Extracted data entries

^^^^^^^^

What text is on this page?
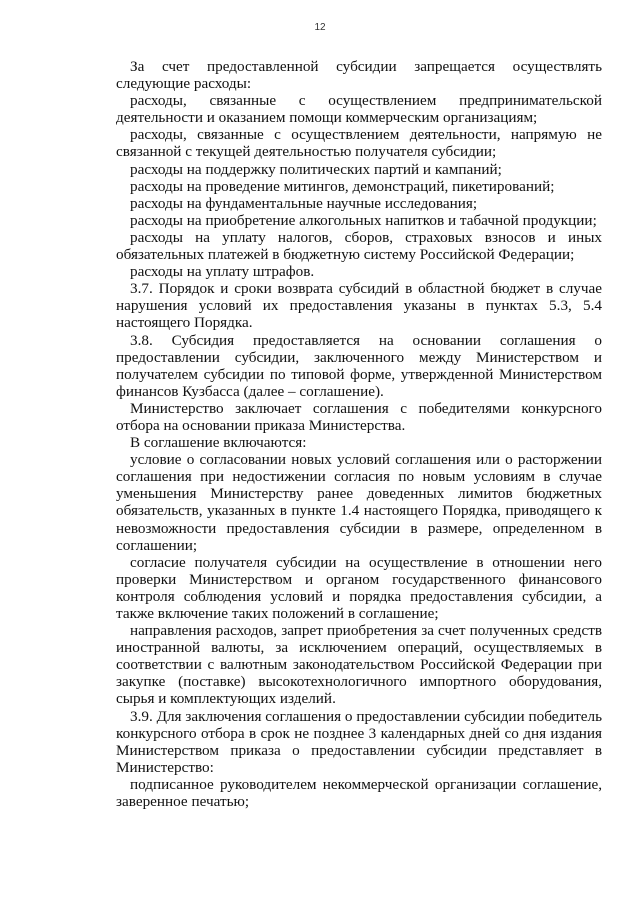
12

За счет предоставленной субсидии запрещается осуществлять следующие расходы:

расходы, связанные с осуществлением предпринимательской деятельности и оказанием помощи коммерческим организациям;

расходы, связанные с осуществлением деятельности, напрямую не связанной с текущей деятельностью получателя субсидии;

расходы на поддержку политических партий и кампаний;

расходы на проведение митингов, демонстраций, пикетирований;

расходы на фундаментальные научные исследования;

расходы на приобретение алкогольных напитков и табачной продукции;

расходы на уплату налогов, сборов, страховых взносов и иных обязательных платежей в бюджетную систему Российской Федерации;

расходы на уплату штрафов.

3.7. Порядок и сроки возврата субсидий в областной бюджет в случае нарушения условий их предоставления указаны в пунктах 5.3, 5.4 настоящего Порядка.

3.8. Субсидия предоставляется на основании соглашения о предоставлении субсидии, заключенного между Министерством и получателем субсидии по типовой форме, утвержденной Министерством финансов Кузбасса (далее – соглашение).

Министерство заключает соглашения с победителями конкурсного отбора на основании приказа Министерства.

В соглашение включаются:

условие о согласовании новых условий соглашения или о расторжении соглашения при недостижении согласия по новым условиям в случае уменьшения Министерству ранее доведенных лимитов бюджетных обязательств, указанных в пункте 1.4 настоящего Порядка, приводящего к невозможности предоставления субсидии в размере, определенном в соглашении;

согласие получателя субсидии на осуществление в отношении него проверки Министерством и органом государственного финансового контроля соблюдения условий и порядка предоставления субсидии, а также включение таких положений в соглашение;

направления расходов, запрет приобретения за счет полученных средств иностранной валюты, за исключением операций, осуществляемых в соответствии с валютным законодательством Российской Федерации при закупке (поставке) высокотехнологичного импортного оборудования, сырья и комплектующих изделий.

3.9. Для заключения соглашения о предоставлении субсидии победитель конкурсного отбора в срок не позднее 3 календарных дней со дня издания Министерством приказа о предоставлении субсидии представляет в Министерство:

подписанное руководителем некоммерческой организации соглашение, заверенное печатью;
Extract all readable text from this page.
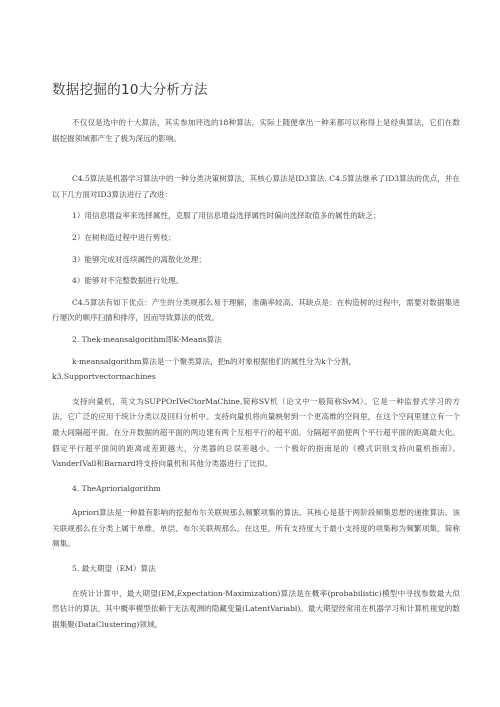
数据挖掘的10大分析方法

不仅仅是选中的十大算法，其实参加评选的18种算法，实际上随便拿出一种来都可以称得上是经典算法，它们在数据挖掘领域都产生了极为深远的影响。

C4.5算法是机器学习算法中的一种分类决策树算法，其核心算法是ID3算法. C4.5算法继承了ID3算法的优点，并在以下几方面对ID3算法进行了改进：

1）用信息增益率来选择属性，克服了用信息增益选择属性时偏向选择取值多的属性的缺乏；

2）在树构造过程中进行剪枝；

3）能够完成对连续属性的离散化处理；

4）能够对不完整数据进行处理。

C4.5算法有如下优点：产生的分类规那么易于理解，准确率较高。其缺点是：在构造树的过程中，需要对数据集进行屡次的顺序扫描和排序，因而导致算法的低效。

2. Thek-meansalgorithm即K-Means算法

k-meansalgorithm算法是一个聚类算法，把n的对象根据他们的属性分为k个分割，

k3.Supportvectormachines

支持向量机，英文为SUPPOrIVeCtorMaChine,简称SV机（论文中一般简称SvM）。它是一种监督式学习的方法，它广泛的应用于统计分类以及回归分析中。支持向量机将向量映射到一个更高维的空间里，在这个空间里建立有一个最大间隔超平面。在分开数据的超平面的两边建有两个互相平行的超平面。分隔超平面使两个平行超平面的距离最大化。假定平行超平面间的距离或差距越大，分类器的总误差越小。一个极好的指南是的《模式识别支持向量机指南》。VanderIVall和Barnard将支持向量机和其他分类器进行了比拟。

4. TheApriorialgorithm

Apriori算法是一种最有影响的挖掘布尔关联规那么频繁项集的算法。其核心是基于两阶段频集思想的递推算法。该关联规那么在分类上属于单维、单层、布尔关联规那么。在这里，所有支持度大于最小支持度的项集称为频繁项集，简称频集。

5. 最大期望（EM）算法

在统计计算中，最大期望(EM,Expectation-Maximization)算法是在概率(probabilistic)模型中寻找参数最大似然估计的算法，其中概率模型依赖于无法观测的隐藏变量(LatentVariabl)。最大期望经常用在机器学习和计算机视觉的数据集聚(DataClustering)领域。
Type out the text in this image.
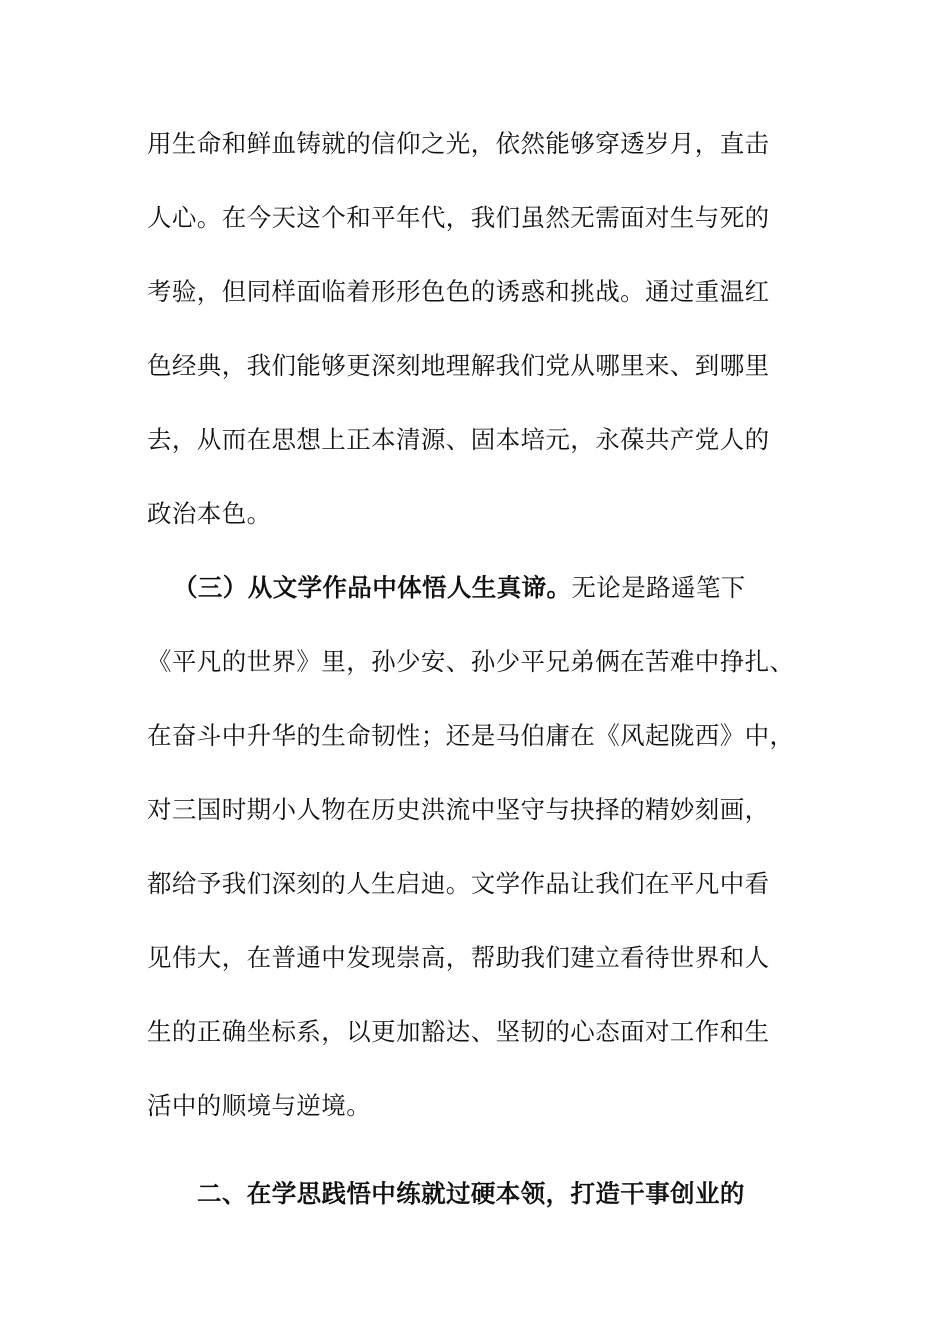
用生命和鲜血铸就的信仰之光，依然能够穿透岁月，直击
人心。在今天这个和平年代，我们虽然无需面对生与死的
考验，但同样面临着形形色色的诱惑和挑战。通过重温红
色经典，我们能够更深刻地理解我们党从哪里来、到哪里
去，从而在思想上正本清源、固本培元，永葆共产党人的
政治本色。
（三）从文学作品中体悟人生真谛。无论是路遥笔下
《平凡的世界》里，孙少安、孙少平兄弟俩在苦难中挣扎、
在奋斗中升华的生命韧性；还是马伯庸在《风起陇西》中，
对三国时期小人物在历史洪流中坚守与抉择的精妙刻画，
都给予我们深刻的人生启迪。文学作品让我们在平凡中看
见伟大，在普通中发现崇高，帮助我们建立看待世界和人
生的正确坐标系，以更加豁达、坚韧的心态面对工作和生
活中的顺境与逆境。
二、在学思践悟中练就过硬本领，打造干事创业的
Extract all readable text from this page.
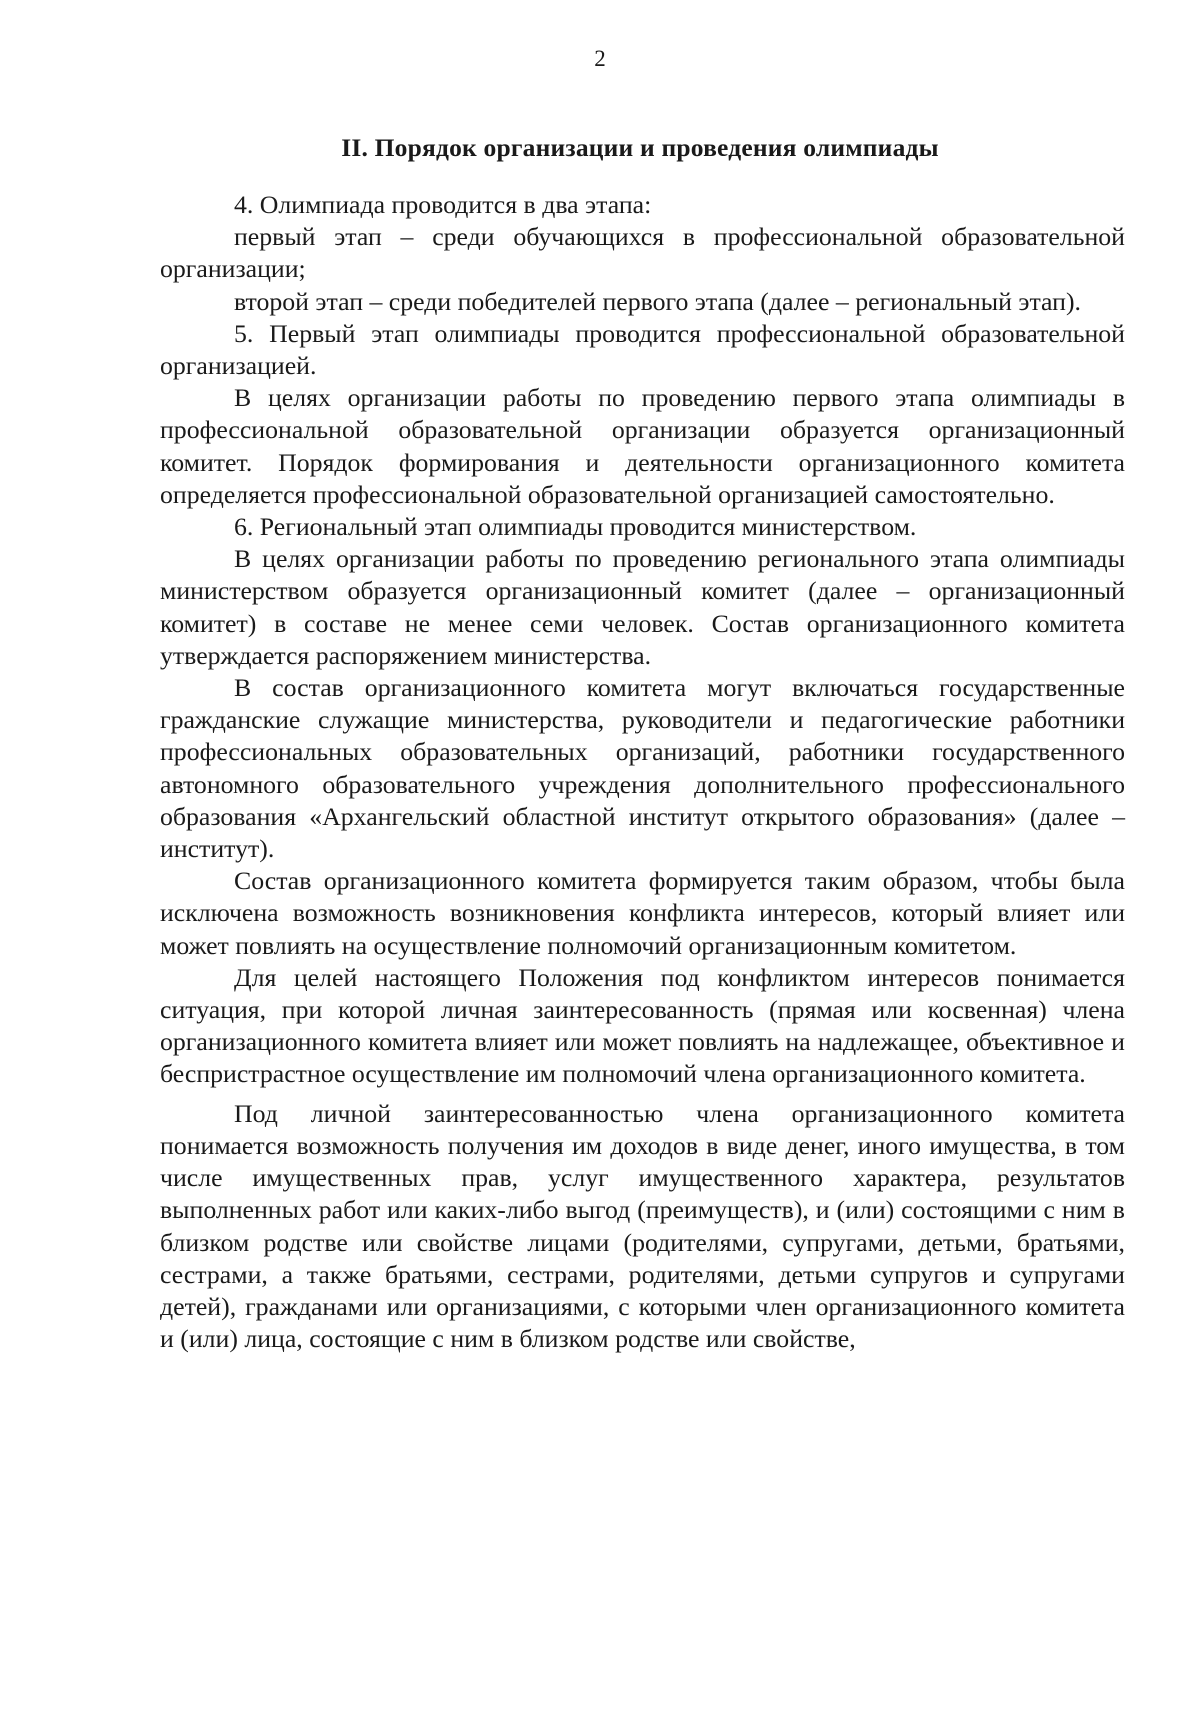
2
II. Порядок организации и проведения олимпиады

4. Олимпиада проводится в два этапа:

первый этап – среди обучающихся в профессиональной образовательной организации;

второй этап – среди победителей первого этапа (далее – региональный этап).

5. Первый этап олимпиады проводится профессиональной образовательной организацией.

В целях организации работы по проведению первого этапа олимпиады в профессиональной образовательной организации образуется организационный комитет. Порядок формирования и деятельности организационного комитета определяется профессиональной образовательной организацией самостоятельно.

6. Региональный этап олимпиады проводится министерством.

В целях организации работы по проведению регионального этапа олимпиады министерством образуется организационный комитет (далее – организационный комитет) в составе не менее семи человек. Состав организационного комитета утверждается распоряжением министерства.

В состав организационного комитета могут включаться государственные гражданские служащие министерства, руководители и педагогические работники профессиональных образовательных организаций, работники государственного автономного образовательного учреждения дополнительного профессионального образования «Архангельский областной институт открытого образования» (далее – институт).

Состав организационного комитета формируется таким образом, чтобы была исключена возможность возникновения конфликта интересов, который влияет или может повлиять на осуществление полномочий организационным комитетом.

Для целей настоящего Положения под конфликтом интересов понимается ситуация, при которой личная заинтересованность (прямая или косвенная) члена организационного комитета влияет или может повлиять на надлежащее, объективное и беспристрастное осуществление им полномочий члена организационного комитета.

Под личной заинтересованностью члена организационного комитета понимается возможность получения им доходов в виде денег, иного имущества, в том числе имущественных прав, услуг имущественного характера, результатов выполненных работ или каких-либо выгод (преимуществ), и (или) состоящими с ним в близком родстве или свойстве лицами (родителями, супругами, детьми, братьями, сестрами, а также братьями, сестрами, родителями, детьми супругов и супругами детей), гражданами или организациями, с которыми член организационного комитета и (или) лица, состоящие с ним в близком родстве или свойстве,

^^^^^^^^

▶ _Exercise directions_
Identify all lines in the records above with the word "уплату".

▶ _Answer to this exercise_
расходы на уплату налогов, сборов, страховых взносов и иных обязательных платежей в бюджетную систему Российской Федерации;
расходы на уплату штрафов.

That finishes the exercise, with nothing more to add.